* [Instruction]:
Give back all the data exactly, line by line.

* [Dataset excerpt]:

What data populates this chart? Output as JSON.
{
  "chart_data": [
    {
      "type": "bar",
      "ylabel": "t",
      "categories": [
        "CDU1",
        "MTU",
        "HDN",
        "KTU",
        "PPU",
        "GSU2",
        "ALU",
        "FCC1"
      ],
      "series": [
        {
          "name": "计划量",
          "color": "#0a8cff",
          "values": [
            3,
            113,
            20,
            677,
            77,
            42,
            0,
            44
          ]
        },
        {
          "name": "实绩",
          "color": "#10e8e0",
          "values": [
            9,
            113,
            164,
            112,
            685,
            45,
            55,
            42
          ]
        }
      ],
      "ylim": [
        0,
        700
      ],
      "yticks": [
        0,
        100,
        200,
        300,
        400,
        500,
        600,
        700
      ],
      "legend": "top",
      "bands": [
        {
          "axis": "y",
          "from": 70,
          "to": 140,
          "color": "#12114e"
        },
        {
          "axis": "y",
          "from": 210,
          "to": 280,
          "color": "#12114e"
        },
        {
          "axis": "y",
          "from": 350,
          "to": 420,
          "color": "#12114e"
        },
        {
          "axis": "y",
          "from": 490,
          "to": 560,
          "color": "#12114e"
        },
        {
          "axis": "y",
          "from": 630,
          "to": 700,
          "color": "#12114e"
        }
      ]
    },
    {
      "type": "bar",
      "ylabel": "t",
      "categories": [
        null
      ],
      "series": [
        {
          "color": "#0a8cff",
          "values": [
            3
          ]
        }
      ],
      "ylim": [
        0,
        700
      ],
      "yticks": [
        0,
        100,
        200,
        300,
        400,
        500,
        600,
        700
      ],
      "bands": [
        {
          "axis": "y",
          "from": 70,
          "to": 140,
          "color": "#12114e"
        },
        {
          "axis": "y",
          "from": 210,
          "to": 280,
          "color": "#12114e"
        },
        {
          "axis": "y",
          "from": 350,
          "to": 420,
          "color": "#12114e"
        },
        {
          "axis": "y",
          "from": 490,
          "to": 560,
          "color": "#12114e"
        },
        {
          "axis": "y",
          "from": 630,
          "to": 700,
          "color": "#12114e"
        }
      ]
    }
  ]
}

* [Answer for the task]:
What data populates this chart? Output as JSON.
{
  "chart_data": [
    {
      "type": "bar",
      "ylabel": "t",
      "categories": [
        "CDU1",
        "MTU",
        "HDN",
        "KTU",
        "PPU",
        "GSU2",
        "ALU",
        "FCC1"
      ],
      "series": [
        {
          "name": "计划量",
          "color": "#0a8cff",
          "values": [
            3,
            113,
            20,
            677,
            77,
            42,
            0,
            44
          ]
        },
        {
          "name": "实绩",
          "color": "#10e8e0",
          "values": [
            9,
            113,
            164,
            112,
            685,
            45,
            55,
            42
          ]
        }
      ],
      "ylim": [
        0,
        700
      ],
      "yticks": [
        0,
        100,
        200,
        300,
        400,
        500,
        600,
        700
      ],
      "legend": "top",
      "bands": [
        {
          "axis": "y",
          "from": 70,
          "to": 140,
          "color": "#12114e"
        },
        {
          "axis": "y",
          "from": 210,
          "to": 280,
          "color": "#12114e"
        },
        {
          "axis": "y",
          "from": 350,
          "to": 420,
          "color": "#12114e"
        },
        {
          "axis": "y",
          "from": 490,
          "to": 560,
          "color": "#12114e"
        },
        {
          "axis": "y",
          "from": 630,
          "to": 700,
          "color": "#12114e"
        }
      ]
    },
    {
      "type": "bar",
      "ylabel": "t",
      "categories": [
        null
      ],
      "series": [
        {
          "color": "#0a8cff",
          "values": [
            3
          ]
        }
      ],
      "ylim": [
        0,
        700
      ],
      "yticks": [
        0,
        100,
        200,
        300,
        400,
        500,
        600,
        700
      ],
      "bands": [
        {
          "axis": "y",
          "from": 70,
          "to": 140,
          "color": "#12114e"
        },
        {
          "axis": "y",
          "from": 210,
          "to": 280,
          "color": "#12114e"
        },
        {
          "axis": "y",
          "from": 350,
          "to": 420,
          "color": "#12114e"
        },
        {
          "axis": "y",
          "from": 490,
          "to": 560,
          "color": "#12114e"
        },
        {
          "axis": "y",
          "from": 630,
          "to": 700,
          "color": "#12114e"
        }
      ]
    }
  ]
}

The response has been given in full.